SET TASK: Only a number is expected: how many lines in the data below contain the word "color".

TASK MATERIAL:
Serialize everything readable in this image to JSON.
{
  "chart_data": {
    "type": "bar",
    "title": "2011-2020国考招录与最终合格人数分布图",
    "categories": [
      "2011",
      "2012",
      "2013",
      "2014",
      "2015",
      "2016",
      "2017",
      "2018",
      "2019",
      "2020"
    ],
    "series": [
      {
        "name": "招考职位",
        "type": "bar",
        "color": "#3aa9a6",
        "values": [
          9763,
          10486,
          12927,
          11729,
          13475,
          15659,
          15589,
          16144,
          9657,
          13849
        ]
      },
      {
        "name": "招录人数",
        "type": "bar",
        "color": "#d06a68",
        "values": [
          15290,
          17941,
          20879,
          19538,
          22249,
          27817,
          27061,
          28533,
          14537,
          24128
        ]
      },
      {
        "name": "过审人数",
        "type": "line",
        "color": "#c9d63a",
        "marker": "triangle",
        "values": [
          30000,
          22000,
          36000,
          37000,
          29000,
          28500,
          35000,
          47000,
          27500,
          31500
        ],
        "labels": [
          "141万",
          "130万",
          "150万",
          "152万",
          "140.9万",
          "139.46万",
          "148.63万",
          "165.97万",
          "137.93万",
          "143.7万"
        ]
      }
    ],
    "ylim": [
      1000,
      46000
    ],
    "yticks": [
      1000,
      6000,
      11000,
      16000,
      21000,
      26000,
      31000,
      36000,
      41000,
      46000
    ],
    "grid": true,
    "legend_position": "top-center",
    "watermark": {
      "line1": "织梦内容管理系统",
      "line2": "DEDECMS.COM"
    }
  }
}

CORRECT RESULT: 3